# Written instruction
Reproduce the material in full, unchanged.
-- START --
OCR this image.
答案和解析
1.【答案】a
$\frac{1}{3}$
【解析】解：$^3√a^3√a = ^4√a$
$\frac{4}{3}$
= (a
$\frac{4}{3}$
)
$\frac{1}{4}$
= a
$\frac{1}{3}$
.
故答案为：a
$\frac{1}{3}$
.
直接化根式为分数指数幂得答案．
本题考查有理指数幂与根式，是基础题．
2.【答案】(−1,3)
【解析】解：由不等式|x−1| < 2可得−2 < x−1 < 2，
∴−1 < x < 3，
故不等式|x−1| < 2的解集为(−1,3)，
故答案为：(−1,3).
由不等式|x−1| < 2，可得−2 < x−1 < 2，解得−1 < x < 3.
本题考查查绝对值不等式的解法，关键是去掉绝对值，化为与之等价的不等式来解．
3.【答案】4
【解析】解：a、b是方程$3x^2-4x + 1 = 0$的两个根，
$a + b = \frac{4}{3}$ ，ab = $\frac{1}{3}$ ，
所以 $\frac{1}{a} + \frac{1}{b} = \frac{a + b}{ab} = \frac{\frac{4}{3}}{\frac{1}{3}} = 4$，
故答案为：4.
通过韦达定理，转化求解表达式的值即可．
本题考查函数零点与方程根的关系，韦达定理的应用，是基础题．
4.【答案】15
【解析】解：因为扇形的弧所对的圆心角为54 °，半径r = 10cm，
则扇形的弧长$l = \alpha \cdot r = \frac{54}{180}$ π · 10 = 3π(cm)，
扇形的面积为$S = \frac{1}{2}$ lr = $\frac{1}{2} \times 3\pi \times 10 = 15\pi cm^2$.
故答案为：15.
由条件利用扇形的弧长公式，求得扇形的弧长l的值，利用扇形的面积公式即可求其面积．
-- END --
# Reply to the task
OCR this image.
答案和解析
1.【答案】a
$\frac{1}{3}$
【解析】解：$^3√a^3√a = ^4√a$
$\frac{4}{3}$
= (a
$\frac{4}{3}$
)
$\frac{1}{4}$
= a
$\frac{1}{3}$
.
故答案为：a
$\frac{1}{3}$
.
直接化根式为分数指数幂得答案．
本题考查有理指数幂与根式，是基础题．
2.【答案】(−1,3)
【解析】解：由不等式|x−1| < 2可得−2 < x−1 < 2，
∴−1 < x < 3，
故不等式|x−1| < 2的解集为(−1,3)，
故答案为：(−1,3).
由不等式|x−1| < 2，可得−2 < x−1 < 2，解得−1 < x < 3.
本题考查查绝对值不等式的解法，关键是去掉绝对值，化为与之等价的不等式来解．
3.【答案】4
【解析】解：a、b是方程$3x^2-4x + 1 = 0$的两个根，
$a + b = \frac{4}{3}$ ，ab = $\frac{1}{3}$ ，
所以 $\frac{1}{a} + \frac{1}{b} = \frac{a + b}{ab} = \frac{\frac{4}{3}}{\frac{1}{3}} = 4$，
故答案为：4.
通过韦达定理，转化求解表达式的值即可．
本题考查函数零点与方程根的关系，韦达定理的应用，是基础题．
4.【答案】15
【解析】解：因为扇形的弧所对的圆心角为54 °，半径r = 10cm，
则扇形的弧长$l = \alpha \cdot r = \frac{54}{180}$ π · 10 = 3π(cm)，
扇形的面积为$S = \frac{1}{2}$ lr = $\frac{1}{2} \times 3\pi \times 10 = 15\pi cm^2$.
故答案为：15.
由条件利用扇形的弧长公式，求得扇形的弧长l的值，利用扇形的面积公式即可求其面积．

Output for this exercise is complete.